Saved entries
++++
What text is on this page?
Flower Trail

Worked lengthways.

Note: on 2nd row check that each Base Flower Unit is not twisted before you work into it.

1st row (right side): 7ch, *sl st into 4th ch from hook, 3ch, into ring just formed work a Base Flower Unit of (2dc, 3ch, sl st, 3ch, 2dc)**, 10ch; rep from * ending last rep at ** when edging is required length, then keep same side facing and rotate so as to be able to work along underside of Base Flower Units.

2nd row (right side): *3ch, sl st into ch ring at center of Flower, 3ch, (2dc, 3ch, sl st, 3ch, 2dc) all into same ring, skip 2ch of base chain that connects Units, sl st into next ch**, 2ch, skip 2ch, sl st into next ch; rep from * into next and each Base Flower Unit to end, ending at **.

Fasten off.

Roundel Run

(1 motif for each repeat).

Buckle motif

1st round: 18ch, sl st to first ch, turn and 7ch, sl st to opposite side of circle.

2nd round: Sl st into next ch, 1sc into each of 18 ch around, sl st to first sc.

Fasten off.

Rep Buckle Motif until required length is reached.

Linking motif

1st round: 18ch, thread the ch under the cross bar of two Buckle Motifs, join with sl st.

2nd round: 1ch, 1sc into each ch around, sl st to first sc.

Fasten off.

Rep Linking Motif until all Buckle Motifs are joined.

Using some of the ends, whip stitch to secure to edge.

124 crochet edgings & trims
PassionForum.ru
++++
What is required
Your task is to extract all of the records exactly.

Result of the task
What text is on this page?
Flower Trail

Worked lengthways.

Note: on 2nd row check that each Base Flower Unit is not twisted before you work into it.

1st row (right side): 7ch, *sl st into 4th ch from hook, 3ch, into ring just formed work a Base Flower Unit of (2dc, 3ch, sl st, 3ch, 2dc)**, 10ch; rep from * ending last rep at ** when edging is required length, then keep same side facing and rotate so as to be able to work along underside of Base Flower Units.

2nd row (right side): *3ch, sl st into ch ring at center of Flower, 3ch, (2dc, 3ch, sl st, 3ch, 2dc) all into same ring, skip 2ch of base chain that connects Units, sl st into next ch**, 2ch, skip 2ch, sl st into next ch; rep from * into next and each Base Flower Unit to end, ending at **.

Fasten off.

Roundel Run

(1 motif for each repeat).

Buckle motif

1st round: 18ch, sl st to first ch, turn and 7ch, sl st to opposite side of circle.

2nd round: Sl st into next ch, 1sc into each of 18 ch around, sl st to first sc.

Fasten off.

Rep Buckle Motif until required length is reached.

Linking motif

1st round: 18ch, thread the ch under the cross bar of two Buckle Motifs, join with sl st.

2nd round: 1ch, 1sc into each ch around, sl st to first sc.

Fasten off.

Rep Linking Motif until all Buckle Motifs are joined.

Using some of the ends, whip stitch to secure to edge.

124 crochet edgings & trims
PassionForum.ru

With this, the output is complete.